<<<<

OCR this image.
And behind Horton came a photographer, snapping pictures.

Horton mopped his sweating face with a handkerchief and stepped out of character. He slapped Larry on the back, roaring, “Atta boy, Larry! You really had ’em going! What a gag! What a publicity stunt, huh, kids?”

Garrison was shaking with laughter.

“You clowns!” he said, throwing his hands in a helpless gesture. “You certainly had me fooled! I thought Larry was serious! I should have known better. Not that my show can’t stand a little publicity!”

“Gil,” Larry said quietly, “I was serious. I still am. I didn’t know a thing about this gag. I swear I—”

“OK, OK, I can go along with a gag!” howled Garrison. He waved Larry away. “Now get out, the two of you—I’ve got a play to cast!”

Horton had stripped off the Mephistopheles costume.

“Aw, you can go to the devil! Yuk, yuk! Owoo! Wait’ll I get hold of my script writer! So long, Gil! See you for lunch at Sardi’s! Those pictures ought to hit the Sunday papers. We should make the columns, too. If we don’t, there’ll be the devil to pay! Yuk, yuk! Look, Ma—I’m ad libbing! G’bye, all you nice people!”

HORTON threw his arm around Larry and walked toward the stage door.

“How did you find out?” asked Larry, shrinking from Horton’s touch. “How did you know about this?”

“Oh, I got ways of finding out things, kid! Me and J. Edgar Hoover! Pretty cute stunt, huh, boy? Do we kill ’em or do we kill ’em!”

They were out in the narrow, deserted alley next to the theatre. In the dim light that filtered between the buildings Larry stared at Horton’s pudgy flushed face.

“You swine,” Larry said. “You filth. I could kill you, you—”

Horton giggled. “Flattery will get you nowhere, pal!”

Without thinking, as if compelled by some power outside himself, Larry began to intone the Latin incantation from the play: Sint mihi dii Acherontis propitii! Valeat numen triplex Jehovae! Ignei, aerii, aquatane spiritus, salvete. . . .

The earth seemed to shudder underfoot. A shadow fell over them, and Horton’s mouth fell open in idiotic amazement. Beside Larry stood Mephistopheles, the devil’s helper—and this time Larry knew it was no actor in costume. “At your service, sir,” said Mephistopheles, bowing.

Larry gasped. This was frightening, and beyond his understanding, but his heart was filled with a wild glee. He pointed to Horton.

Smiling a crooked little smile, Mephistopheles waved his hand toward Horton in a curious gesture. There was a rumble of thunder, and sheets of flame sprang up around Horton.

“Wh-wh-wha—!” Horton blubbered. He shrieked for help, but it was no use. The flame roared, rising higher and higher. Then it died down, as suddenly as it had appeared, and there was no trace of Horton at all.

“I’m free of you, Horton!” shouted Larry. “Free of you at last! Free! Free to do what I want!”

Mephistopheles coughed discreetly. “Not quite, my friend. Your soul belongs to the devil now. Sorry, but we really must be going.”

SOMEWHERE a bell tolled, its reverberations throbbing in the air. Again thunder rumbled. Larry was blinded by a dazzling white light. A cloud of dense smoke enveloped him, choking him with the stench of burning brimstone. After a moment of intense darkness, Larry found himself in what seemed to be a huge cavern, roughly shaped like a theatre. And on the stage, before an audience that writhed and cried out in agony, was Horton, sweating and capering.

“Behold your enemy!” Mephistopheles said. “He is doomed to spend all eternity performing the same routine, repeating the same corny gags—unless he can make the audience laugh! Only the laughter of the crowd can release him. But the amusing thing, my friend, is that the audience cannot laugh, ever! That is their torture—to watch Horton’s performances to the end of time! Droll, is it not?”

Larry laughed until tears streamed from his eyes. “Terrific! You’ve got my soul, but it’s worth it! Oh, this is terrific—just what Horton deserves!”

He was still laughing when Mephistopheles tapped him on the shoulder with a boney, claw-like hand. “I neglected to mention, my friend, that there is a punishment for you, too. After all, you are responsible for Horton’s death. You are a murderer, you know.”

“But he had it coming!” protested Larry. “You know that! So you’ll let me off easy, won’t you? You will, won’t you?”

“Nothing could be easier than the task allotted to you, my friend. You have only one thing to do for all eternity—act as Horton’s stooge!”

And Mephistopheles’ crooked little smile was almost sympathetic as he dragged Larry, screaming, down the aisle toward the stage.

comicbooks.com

>>>>

[DIRECTIONS]:
Copy every line of the material in which the word "audience" occurs.

[SOLUTION FOR THIS PROBLEM]:
SOMEWHERE a bell tolled, its reverberations throbbing in the air. Again thunder rumbled. Larry was blinded by a dazzling white light. A cloud of dense smoke enveloped him, choking him with the stench of burning brimstone. After a moment of intense darkness, Larry found himself in what seemed to be a huge cavern, roughly shaped like a theatre. And on the stage, before an audience that writhed and cried out in agony, was Horton, sweating and capering.
“Behold your enemy!” Mephistopheles said. “He is doomed to spend all eternity performing the same routine, repeating the same corny gags—unless he can make the audience laugh! Only the laughter of the crowd can release him. But the amusing thing, my friend, is that the audience cannot laugh, ever! That is their torture—to watch Horton’s performances to the end of time! Droll, is it not?”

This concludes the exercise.